Data extracted from a collection:
-*-
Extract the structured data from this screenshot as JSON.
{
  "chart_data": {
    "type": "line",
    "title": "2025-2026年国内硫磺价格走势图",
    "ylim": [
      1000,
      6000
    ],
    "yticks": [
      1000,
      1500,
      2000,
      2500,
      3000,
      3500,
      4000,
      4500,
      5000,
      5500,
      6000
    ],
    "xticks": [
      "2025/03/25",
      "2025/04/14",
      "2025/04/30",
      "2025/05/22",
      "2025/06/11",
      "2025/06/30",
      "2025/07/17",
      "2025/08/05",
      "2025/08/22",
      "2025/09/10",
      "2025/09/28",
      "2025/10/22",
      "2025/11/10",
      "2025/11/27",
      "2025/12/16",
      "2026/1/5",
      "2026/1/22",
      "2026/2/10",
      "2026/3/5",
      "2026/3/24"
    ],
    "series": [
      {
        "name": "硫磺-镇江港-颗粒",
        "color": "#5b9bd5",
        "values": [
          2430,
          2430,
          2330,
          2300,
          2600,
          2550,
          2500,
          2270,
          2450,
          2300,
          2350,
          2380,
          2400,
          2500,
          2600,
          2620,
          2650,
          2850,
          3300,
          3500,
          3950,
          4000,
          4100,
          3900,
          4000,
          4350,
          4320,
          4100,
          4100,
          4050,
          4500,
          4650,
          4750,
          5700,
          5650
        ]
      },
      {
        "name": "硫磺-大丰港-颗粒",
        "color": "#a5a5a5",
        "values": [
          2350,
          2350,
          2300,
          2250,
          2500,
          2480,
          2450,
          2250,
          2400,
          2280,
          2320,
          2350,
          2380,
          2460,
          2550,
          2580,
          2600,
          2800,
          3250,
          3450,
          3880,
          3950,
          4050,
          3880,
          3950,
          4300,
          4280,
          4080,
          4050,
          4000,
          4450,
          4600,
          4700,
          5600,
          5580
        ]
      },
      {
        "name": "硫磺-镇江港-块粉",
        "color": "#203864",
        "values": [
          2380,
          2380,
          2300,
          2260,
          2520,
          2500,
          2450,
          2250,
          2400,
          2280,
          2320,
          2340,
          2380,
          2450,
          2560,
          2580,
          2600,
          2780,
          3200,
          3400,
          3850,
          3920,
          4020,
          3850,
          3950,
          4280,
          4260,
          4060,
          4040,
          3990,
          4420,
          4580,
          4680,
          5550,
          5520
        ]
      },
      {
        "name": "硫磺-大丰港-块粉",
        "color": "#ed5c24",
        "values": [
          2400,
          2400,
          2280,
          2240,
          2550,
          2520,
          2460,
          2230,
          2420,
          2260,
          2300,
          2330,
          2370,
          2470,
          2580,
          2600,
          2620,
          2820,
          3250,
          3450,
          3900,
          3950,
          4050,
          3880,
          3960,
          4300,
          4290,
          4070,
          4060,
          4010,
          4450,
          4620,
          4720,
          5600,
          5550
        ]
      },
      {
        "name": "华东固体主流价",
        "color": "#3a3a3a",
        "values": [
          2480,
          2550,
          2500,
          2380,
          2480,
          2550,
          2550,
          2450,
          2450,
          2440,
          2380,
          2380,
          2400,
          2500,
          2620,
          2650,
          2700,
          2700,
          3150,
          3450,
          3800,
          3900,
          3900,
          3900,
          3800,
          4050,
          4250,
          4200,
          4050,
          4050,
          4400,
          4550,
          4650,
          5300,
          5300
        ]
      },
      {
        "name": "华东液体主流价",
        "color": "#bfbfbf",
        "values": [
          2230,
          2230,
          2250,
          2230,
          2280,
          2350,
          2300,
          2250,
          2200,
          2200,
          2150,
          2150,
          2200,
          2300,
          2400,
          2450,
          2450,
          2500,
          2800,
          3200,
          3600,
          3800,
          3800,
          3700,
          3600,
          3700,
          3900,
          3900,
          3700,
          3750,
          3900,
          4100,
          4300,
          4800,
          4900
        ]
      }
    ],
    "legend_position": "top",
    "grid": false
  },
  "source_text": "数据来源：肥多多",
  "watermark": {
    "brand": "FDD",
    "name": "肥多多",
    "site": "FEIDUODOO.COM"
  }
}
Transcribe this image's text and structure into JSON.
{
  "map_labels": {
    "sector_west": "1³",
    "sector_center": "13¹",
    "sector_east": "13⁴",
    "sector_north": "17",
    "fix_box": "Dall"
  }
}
-*-
◆ **Set exercise**
Copy, character for character, the lines from the line that holds "Transcribe this image's" through the final line of the records above.

◆ **Solution**
Transcribe this image's text and structure into JSON.
{
  "map_labels": {
    "sector_west": "1³",
    "sector_center": "13¹",
    "sector_east": "13⁴",
    "sector_north": "17",
    "fix_box": "Dall"
  }
}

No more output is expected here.